--- begin Supplied data ---

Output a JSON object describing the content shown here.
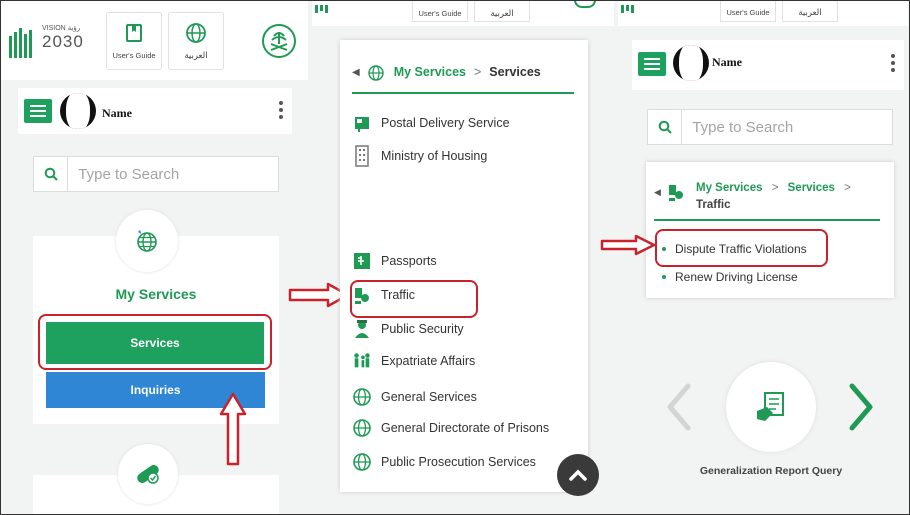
{
  "colors": {
    "green": "#1ea05e",
    "blue": "#2f86d4",
    "red": "#c8232c"
  },
  "left": {
    "logo_line1": "VISION رؤية",
    "logo_line2": "2030",
    "users_guide": "User's Guide",
    "arabic": "العربية",
    "user_name": "Name",
    "search_placeholder": "Type to Search",
    "my_services": "My Services",
    "services_button": "Services",
    "inquiries_button": "Inquiries"
  },
  "middle": {
    "top_users_guide": "User's Guide",
    "top_arabic": "العربية",
    "breadcrumb_my_services": "My Services",
    "breadcrumb_sep": ">",
    "breadcrumb_services": "Services",
    "items": [
      "Postal Delivery Service",
      "Ministry of Housing",
      "Passports",
      "Traffic",
      "Public Security",
      "Expatriate Affairs",
      "General Services",
      "General Directorate of Prisons",
      "Public Prosecution Services"
    ]
  },
  "right": {
    "top_users_guide": "User's Guide",
    "top_arabic": "العربية",
    "user_name": "Name",
    "search_placeholder": "Type to Search",
    "breadcrumb_my_services": "My Services",
    "breadcrumb_sep": ">",
    "breadcrumb_services": "Services",
    "breadcrumb_sep2": ">",
    "breadcrumb_traffic": "Traffic",
    "links": [
      "Dispute Traffic Violations",
      "Renew Driving License"
    ],
    "generalization_report": "Generalization Report Query"
  }
}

--- end Supplied data ---

- _What is being asked_: Retype everything in the material word for word, minus pictures.

- _Correct output_:
Output a JSON object describing the content shown here.
{
  "colors": {
    "green": "#1ea05e",
    "blue": "#2f86d4",
    "red": "#c8232c"
  },
  "left": {
    "logo_line1": "VISION رؤية",
    "logo_line2": "2030",
    "users_guide": "User's Guide",
    "arabic": "العربية",
    "user_name": "Name",
    "search_placeholder": "Type to Search",
    "my_services": "My Services",
    "services_button": "Services",
    "inquiries_button": "Inquiries"
  },
  "middle": {
    "top_users_guide": "User's Guide",
    "top_arabic": "العربية",
    "breadcrumb_my_services": "My Services",
    "breadcrumb_sep": ">",
    "breadcrumb_services": "Services",
    "items": [
      "Postal Delivery Service",
      "Ministry of Housing",
      "Passports",
      "Traffic",
      "Public Security",
      "Expatriate Affairs",
      "General Services",
      "General Directorate of Prisons",
      "Public Prosecution Services"
    ]
  },
  "right": {
    "top_users_guide": "User's Guide",
    "top_arabic": "العربية",
    "user_name": "Name",
    "search_placeholder": "Type to Search",
    "breadcrumb_my_services": "My Services",
    "breadcrumb_sep": ">",
    "breadcrumb_services": "Services",
    "breadcrumb_sep2": ">",
    "breadcrumb_traffic": "Traffic",
    "links": [
      "Dispute Traffic Violations",
      "Renew Driving License"
    ],
    "generalization_report": "Generalization Report Query"
  }
}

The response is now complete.